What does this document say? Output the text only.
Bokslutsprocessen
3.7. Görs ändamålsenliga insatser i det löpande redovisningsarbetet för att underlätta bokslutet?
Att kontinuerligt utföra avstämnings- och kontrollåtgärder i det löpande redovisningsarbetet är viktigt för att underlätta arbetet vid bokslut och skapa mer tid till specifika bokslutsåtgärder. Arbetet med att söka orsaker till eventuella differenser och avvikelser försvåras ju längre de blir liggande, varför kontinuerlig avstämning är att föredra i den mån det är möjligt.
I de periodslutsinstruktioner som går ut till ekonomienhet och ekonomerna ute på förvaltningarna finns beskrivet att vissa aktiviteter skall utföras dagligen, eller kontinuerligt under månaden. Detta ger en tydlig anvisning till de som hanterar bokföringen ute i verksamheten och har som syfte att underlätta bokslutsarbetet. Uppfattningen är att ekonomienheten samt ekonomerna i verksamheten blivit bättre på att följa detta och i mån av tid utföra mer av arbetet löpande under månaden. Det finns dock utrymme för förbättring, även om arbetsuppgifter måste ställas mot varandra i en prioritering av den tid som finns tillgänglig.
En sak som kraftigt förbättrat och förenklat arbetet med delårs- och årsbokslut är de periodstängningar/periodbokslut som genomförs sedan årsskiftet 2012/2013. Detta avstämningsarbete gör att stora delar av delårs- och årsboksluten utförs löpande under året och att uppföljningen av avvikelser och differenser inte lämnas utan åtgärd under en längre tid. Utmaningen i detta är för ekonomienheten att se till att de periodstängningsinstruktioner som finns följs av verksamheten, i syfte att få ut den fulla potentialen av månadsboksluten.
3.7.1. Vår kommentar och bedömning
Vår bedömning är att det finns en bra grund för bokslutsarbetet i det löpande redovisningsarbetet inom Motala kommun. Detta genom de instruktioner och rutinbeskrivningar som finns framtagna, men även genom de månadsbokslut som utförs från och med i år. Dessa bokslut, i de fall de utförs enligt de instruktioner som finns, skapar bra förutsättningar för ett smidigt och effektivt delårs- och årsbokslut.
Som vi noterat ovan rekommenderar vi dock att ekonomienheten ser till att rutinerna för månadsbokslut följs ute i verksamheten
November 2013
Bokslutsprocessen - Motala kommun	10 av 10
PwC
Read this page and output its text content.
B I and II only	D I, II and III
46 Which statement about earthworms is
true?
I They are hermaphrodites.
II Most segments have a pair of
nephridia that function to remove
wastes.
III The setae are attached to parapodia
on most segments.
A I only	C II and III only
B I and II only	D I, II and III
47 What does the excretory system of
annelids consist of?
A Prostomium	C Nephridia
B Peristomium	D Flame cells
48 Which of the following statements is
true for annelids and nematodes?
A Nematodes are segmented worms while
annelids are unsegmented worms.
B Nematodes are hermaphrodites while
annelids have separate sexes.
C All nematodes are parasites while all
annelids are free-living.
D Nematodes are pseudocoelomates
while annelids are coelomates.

## Exercise description
What is wanted is the complete set of entries, returned verbatim.

## Expected output
What does this document say? Output the text only.
Bokslutsprocessen
3.7. Görs ändamålsenliga insatser i det löpande redovisningsarbetet för att underlätta bokslutet?
Att kontinuerligt utföra avstämnings- och kontrollåtgärder i det löpande redovisningsarbetet är viktigt för att underlätta arbetet vid bokslut och skapa mer tid till specifika bokslutsåtgärder. Arbetet med att söka orsaker till eventuella differenser och avvikelser försvåras ju längre de blir liggande, varför kontinuerlig avstämning är att föredra i den mån det är möjligt.
I de periodslutsinstruktioner som går ut till ekonomienhet och ekonomerna ute på förvaltningarna finns beskrivet att vissa aktiviteter skall utföras dagligen, eller kontinuerligt under månaden. Detta ger en tydlig anvisning till de som hanterar bokföringen ute i verksamheten och har som syfte att underlätta bokslutsarbetet. Uppfattningen är att ekonomienheten samt ekonomerna i verksamheten blivit bättre på att följa detta och i mån av tid utföra mer av arbetet löpande under månaden. Det finns dock utrymme för förbättring, även om arbetsuppgifter måste ställas mot varandra i en prioritering av den tid som finns tillgänglig.
En sak som kraftigt förbättrat och förenklat arbetet med delårs- och årsbokslut är de periodstängningar/periodbokslut som genomförs sedan årsskiftet 2012/2013. Detta avstämningsarbete gör att stora delar av delårs- och årsboksluten utförs löpande under året och att uppföljningen av avvikelser och differenser inte lämnas utan åtgärd under en längre tid. Utmaningen i detta är för ekonomienheten att se till att de periodstängningsinstruktioner som finns följs av verksamheten, i syfte att få ut den fulla potentialen av månadsboksluten.
3.7.1. Vår kommentar och bedömning
Vår bedömning är att det finns en bra grund för bokslutsarbetet i det löpande redovisningsarbetet inom Motala kommun. Detta genom de instruktioner och rutinbeskrivningar som finns framtagna, men även genom de månadsbokslut som utförs från och med i år. Dessa bokslut, i de fall de utförs enligt de instruktioner som finns, skapar bra förutsättningar för ett smidigt och effektivt delårs- och årsbokslut.
Som vi noterat ovan rekommenderar vi dock att ekonomienheten ser till att rutinerna för månadsbokslut följs ute i verksamheten
November 2013
Bokslutsprocessen - Motala kommun	10 av 10
PwC
Read this page and output its text content.
B I and II only	D I, II and III
46 Which statement about earthworms is
true?
I They are hermaphrodites.
II Most segments have a pair of
nephridia that function to remove
wastes.
III The setae are attached to parapodia
on most segments.
A I only	C II and III only
B I and II only	D I, II and III
47 What does the excretory system of
annelids consist of?
A Prostomium	C Nephridia
B Peristomium	D Flame cells
48 Which of the following statements is
true for annelids and nematodes?
A Nematodes are segmented worms while
annelids are unsegmented worms.
B Nematodes are hermaphrodites while
annelids have separate sexes.
C All nematodes are parasites while all
annelids are free-living.
D Nematodes are pseudocoelomates
while annelids are coelomates.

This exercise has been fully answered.